• **To do**
Reproduce all of the data word for word.

>> START Available records

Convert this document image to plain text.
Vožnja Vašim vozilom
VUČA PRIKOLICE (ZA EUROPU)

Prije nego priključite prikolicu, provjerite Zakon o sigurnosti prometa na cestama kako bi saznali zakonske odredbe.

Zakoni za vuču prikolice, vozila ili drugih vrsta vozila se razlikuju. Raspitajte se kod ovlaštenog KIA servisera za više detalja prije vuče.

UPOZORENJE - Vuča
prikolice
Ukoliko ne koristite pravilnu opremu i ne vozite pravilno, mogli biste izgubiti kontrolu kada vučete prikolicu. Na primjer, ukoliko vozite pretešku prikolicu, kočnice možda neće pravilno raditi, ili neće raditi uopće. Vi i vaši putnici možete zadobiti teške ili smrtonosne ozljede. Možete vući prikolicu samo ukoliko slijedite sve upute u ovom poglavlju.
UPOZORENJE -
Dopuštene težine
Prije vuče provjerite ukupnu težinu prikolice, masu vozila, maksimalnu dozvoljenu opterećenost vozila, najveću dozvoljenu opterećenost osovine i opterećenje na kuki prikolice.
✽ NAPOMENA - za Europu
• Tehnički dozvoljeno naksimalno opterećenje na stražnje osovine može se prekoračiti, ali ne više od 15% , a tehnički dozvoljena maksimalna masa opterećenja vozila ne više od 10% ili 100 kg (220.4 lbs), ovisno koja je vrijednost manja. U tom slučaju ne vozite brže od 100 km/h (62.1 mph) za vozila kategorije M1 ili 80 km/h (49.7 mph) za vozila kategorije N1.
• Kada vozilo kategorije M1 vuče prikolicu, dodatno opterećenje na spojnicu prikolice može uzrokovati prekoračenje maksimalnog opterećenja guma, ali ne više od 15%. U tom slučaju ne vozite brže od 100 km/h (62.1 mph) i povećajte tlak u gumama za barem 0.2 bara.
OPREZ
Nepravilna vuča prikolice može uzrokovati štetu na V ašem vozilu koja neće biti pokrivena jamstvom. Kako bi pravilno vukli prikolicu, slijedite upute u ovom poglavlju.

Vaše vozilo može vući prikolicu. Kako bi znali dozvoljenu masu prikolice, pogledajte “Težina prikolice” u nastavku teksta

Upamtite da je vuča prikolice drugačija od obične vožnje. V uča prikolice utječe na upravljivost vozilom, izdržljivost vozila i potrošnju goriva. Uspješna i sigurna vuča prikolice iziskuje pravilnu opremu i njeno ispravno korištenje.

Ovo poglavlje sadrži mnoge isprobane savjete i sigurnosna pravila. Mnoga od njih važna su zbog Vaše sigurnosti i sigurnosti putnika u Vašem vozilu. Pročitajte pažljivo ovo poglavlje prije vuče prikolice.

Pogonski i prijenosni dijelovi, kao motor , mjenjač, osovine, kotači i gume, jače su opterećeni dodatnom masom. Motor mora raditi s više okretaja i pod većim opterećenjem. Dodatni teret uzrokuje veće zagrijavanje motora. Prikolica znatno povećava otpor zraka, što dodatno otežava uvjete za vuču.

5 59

>> END Available records

• **Exercise result**
Convert this document image to plain text.
Vožnja Vašim vozilom
VUČA PRIKOLICE (ZA EUROPU)

Prije nego priključite prikolicu, provjerite Zakon o sigurnosti prometa na cestama kako bi saznali zakonske odredbe.

Zakoni za vuču prikolice, vozila ili drugih vrsta vozila se razlikuju. Raspitajte se kod ovlaštenog KIA servisera za više detalja prije vuče.

UPOZORENJE - Vuča
prikolice
Ukoliko ne koristite pravilnu opremu i ne vozite pravilno, mogli biste izgubiti kontrolu kada vučete prikolicu. Na primjer, ukoliko vozite pretešku prikolicu, kočnice možda neće pravilno raditi, ili neće raditi uopće. Vi i vaši putnici možete zadobiti teške ili smrtonosne ozljede. Možete vući prikolicu samo ukoliko slijedite sve upute u ovom poglavlju.
UPOZORENJE -
Dopuštene težine
Prije vuče provjerite ukupnu težinu prikolice, masu vozila, maksimalnu dozvoljenu opterećenost vozila, najveću dozvoljenu opterećenost osovine i opterećenje na kuki prikolice.
✽ NAPOMENA - za Europu
• Tehnički dozvoljeno naksimalno opterećenje na stražnje osovine može se prekoračiti, ali ne više od 15% , a tehnički dozvoljena maksimalna masa opterećenja vozila ne više od 10% ili 100 kg (220.4 lbs), ovisno koja je vrijednost manja. U tom slučaju ne vozite brže od 100 km/h (62.1 mph) za vozila kategorije M1 ili 80 km/h (49.7 mph) za vozila kategorije N1.
• Kada vozilo kategorije M1 vuče prikolicu, dodatno opterećenje na spojnicu prikolice može uzrokovati prekoračenje maksimalnog opterećenja guma, ali ne više od 15%. U tom slučaju ne vozite brže od 100 km/h (62.1 mph) i povećajte tlak u gumama za barem 0.2 bara.
OPREZ
Nepravilna vuča prikolice može uzrokovati štetu na V ašem vozilu koja neće biti pokrivena jamstvom. Kako bi pravilno vukli prikolicu, slijedite upute u ovom poglavlju.

Vaše vozilo može vući prikolicu. Kako bi znali dozvoljenu masu prikolice, pogledajte “Težina prikolice” u nastavku teksta

Upamtite da je vuča prikolice drugačija od obične vožnje. V uča prikolice utječe na upravljivost vozilom, izdržljivost vozila i potrošnju goriva. Uspješna i sigurna vuča prikolice iziskuje pravilnu opremu i njeno ispravno korištenje.

Ovo poglavlje sadrži mnoge isprobane savjete i sigurnosna pravila. Mnoga od njih važna su zbog Vaše sigurnosti i sigurnosti putnika u Vašem vozilu. Pročitajte pažljivo ovo poglavlje prije vuče prikolice.

Pogonski i prijenosni dijelovi, kao motor , mjenjač, osovine, kotači i gume, jače su opterećeni dodatnom masom. Motor mora raditi s više okretaja i pod većim opterećenjem. Dodatni teret uzrokuje veće zagrijavanje motora. Prikolica znatno povećava otpor zraka, što dodatno otežava uvjete za vuču.

5 59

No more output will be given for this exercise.